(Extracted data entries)
● ● ● ● ● ● ●

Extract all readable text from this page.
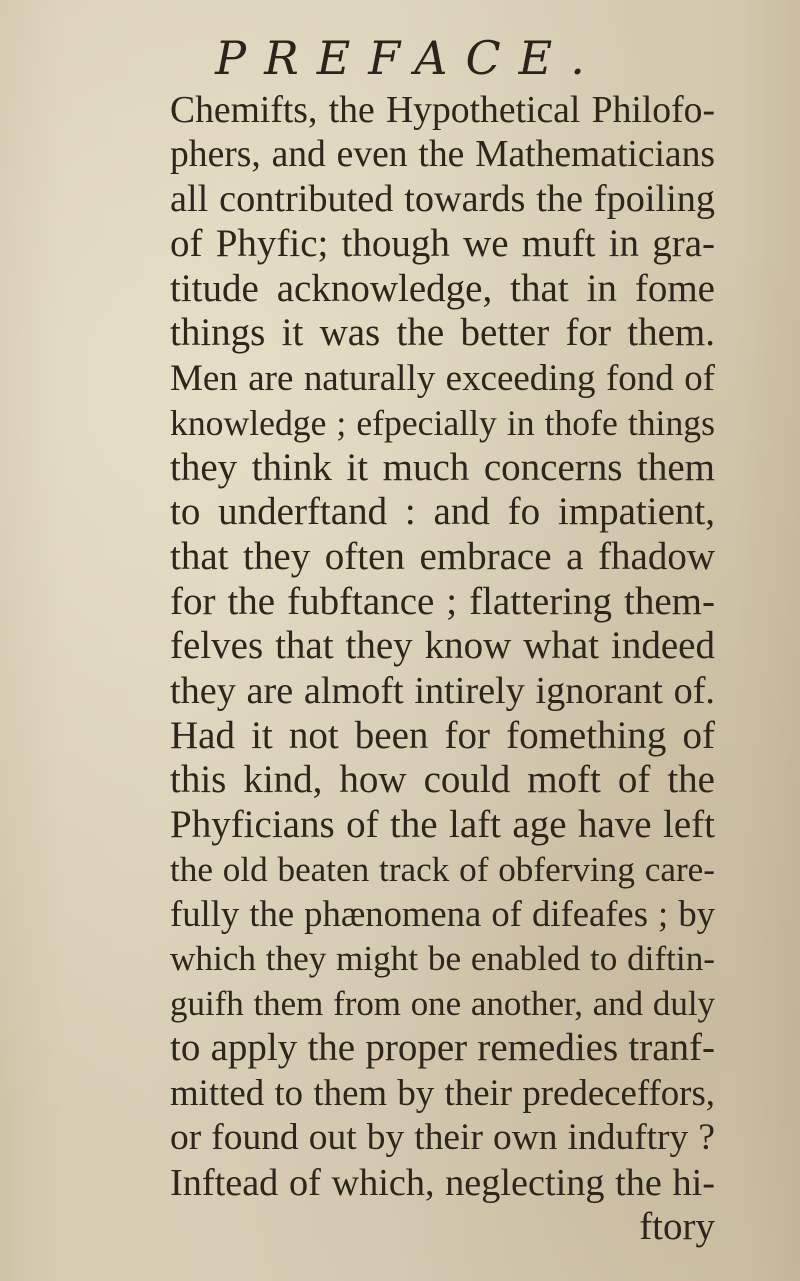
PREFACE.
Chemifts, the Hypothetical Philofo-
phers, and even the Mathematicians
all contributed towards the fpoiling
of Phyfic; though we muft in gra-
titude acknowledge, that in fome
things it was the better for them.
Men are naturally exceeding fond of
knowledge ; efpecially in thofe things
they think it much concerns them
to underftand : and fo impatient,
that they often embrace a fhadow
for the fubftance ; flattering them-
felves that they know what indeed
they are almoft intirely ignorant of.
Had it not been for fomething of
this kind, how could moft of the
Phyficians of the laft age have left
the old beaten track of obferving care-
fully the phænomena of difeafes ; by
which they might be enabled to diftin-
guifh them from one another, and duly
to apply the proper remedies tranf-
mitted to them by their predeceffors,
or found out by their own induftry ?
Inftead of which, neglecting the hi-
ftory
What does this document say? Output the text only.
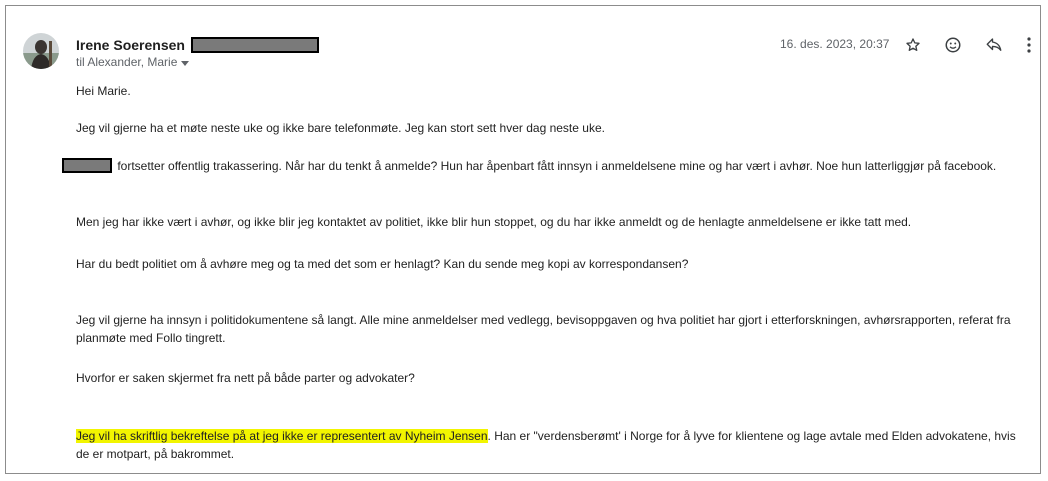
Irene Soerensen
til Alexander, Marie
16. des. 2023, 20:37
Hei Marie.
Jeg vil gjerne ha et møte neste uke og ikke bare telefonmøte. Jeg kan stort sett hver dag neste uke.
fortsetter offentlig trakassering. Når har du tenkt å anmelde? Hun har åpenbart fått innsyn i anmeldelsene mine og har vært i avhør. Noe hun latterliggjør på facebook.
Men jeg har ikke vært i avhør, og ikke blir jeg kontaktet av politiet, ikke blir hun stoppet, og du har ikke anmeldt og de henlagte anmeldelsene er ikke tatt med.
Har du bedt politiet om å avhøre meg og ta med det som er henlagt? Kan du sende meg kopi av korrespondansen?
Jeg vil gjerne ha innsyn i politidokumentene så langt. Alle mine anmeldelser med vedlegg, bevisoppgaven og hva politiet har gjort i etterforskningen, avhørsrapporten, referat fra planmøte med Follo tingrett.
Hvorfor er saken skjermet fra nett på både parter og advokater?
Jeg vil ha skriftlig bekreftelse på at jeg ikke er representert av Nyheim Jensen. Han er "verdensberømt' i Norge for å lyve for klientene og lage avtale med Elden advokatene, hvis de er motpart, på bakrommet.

● ● ● ● ● ● ●

__WHAT THE TASK ASKS__
Keep only those lines of the records that hold "their", and return them.

__THE SOLUTION__
mitted to them by their predeceffors,
or found out by their own induftry ?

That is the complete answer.